→ What is required
Go through the data below. Pull out every line that has the word "content".

→ Task input
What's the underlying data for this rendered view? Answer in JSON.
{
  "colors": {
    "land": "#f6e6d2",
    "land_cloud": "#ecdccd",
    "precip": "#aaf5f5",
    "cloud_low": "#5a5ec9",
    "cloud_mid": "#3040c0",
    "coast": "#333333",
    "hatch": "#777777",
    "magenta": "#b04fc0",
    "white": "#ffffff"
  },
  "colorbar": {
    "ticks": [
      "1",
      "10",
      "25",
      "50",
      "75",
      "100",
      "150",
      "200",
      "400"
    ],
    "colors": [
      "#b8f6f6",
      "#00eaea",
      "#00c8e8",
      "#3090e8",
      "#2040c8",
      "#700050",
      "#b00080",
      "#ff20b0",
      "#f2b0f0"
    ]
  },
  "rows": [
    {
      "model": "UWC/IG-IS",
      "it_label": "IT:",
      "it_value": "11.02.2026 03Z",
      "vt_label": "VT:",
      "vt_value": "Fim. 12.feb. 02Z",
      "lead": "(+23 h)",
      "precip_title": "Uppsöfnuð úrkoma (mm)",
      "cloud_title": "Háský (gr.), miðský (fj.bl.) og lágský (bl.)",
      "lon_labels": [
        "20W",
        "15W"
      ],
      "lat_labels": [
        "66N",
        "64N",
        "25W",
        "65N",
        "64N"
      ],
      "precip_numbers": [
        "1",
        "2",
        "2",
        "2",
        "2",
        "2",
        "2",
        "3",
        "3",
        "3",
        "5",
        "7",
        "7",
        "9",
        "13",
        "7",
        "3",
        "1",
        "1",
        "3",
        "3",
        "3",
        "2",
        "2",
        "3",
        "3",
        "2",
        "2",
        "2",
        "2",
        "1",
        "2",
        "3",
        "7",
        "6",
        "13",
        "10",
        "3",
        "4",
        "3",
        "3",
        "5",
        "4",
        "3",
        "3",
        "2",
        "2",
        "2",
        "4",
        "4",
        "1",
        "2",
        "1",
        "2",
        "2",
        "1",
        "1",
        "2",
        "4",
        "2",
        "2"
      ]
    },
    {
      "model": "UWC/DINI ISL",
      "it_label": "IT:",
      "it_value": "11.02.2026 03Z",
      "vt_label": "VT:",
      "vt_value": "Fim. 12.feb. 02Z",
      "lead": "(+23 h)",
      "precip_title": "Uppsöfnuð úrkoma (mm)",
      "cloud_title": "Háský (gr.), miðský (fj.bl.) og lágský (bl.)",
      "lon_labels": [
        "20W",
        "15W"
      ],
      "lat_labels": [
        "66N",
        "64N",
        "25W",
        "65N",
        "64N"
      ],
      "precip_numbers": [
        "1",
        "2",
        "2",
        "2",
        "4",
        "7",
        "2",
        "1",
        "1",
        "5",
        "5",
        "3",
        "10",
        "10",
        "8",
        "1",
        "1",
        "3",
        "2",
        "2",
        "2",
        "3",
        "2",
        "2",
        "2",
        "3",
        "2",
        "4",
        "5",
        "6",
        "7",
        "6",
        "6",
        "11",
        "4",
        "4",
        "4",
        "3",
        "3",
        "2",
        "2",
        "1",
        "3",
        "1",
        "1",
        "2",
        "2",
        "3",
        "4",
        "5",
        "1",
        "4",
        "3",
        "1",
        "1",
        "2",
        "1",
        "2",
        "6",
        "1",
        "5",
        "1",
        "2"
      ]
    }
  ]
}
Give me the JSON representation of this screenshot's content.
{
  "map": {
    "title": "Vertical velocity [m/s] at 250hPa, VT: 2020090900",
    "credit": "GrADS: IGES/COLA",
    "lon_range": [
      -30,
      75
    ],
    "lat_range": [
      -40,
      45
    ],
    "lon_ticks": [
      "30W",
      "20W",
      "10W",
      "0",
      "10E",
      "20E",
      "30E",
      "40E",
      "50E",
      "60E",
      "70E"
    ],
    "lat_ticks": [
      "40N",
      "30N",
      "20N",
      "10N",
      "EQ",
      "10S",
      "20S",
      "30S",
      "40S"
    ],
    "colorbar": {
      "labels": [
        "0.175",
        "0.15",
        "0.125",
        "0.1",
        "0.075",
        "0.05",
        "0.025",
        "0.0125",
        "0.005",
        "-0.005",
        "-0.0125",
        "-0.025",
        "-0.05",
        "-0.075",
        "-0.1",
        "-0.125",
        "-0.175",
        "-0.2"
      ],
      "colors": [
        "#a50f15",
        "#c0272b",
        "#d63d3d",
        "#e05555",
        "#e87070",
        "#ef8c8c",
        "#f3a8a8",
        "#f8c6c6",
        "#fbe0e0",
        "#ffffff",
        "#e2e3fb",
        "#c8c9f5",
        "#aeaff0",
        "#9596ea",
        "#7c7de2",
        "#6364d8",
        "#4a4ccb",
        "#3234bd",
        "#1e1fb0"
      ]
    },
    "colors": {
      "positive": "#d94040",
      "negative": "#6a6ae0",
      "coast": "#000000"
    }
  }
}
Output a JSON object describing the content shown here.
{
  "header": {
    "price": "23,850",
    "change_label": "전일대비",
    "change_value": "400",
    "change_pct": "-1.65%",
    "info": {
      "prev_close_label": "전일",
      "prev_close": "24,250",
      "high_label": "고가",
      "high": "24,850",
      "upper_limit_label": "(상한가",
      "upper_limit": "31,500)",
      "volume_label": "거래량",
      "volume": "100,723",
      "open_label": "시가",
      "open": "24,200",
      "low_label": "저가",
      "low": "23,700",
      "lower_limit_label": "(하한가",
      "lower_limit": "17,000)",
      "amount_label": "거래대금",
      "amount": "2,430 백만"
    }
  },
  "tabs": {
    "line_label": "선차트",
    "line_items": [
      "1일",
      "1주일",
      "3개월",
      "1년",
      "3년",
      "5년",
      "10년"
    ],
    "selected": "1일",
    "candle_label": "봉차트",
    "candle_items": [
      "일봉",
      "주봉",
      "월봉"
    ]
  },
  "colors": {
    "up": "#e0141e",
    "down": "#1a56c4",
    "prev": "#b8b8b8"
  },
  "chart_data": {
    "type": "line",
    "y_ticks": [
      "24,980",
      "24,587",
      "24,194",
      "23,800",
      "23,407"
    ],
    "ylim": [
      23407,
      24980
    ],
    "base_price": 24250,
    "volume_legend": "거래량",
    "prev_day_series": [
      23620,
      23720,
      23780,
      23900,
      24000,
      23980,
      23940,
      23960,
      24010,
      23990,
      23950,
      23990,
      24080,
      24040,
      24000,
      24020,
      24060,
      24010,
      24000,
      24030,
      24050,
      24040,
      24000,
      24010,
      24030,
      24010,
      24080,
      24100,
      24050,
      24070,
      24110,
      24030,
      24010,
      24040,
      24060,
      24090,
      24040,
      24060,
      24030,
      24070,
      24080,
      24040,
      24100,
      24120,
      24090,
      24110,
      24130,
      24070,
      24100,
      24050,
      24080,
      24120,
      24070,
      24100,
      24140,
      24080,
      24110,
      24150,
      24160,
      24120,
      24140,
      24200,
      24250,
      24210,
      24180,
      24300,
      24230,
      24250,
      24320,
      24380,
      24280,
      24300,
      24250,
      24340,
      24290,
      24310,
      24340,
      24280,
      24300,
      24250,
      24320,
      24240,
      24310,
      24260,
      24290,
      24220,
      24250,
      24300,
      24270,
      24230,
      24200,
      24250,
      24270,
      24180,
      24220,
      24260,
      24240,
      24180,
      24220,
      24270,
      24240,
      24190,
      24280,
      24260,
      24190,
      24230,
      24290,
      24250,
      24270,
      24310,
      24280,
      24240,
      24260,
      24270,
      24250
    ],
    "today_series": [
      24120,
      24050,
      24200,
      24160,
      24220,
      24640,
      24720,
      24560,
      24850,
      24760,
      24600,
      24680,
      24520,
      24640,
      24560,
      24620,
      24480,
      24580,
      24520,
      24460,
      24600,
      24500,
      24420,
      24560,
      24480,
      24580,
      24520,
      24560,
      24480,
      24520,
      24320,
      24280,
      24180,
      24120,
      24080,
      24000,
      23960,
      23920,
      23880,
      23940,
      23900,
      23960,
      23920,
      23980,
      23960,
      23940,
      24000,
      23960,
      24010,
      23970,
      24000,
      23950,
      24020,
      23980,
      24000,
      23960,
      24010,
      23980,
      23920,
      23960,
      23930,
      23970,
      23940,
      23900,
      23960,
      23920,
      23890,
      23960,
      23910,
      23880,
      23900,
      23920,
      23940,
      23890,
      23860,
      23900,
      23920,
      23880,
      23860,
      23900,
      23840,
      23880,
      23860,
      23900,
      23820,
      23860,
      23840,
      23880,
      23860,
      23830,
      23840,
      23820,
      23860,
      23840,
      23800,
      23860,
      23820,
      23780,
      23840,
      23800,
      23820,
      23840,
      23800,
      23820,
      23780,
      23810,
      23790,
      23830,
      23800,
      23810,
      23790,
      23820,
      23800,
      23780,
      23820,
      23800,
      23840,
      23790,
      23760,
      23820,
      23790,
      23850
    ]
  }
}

→ The answer
Give me the JSON representation of this screenshot's content.
Output a JSON object describing the content shown here.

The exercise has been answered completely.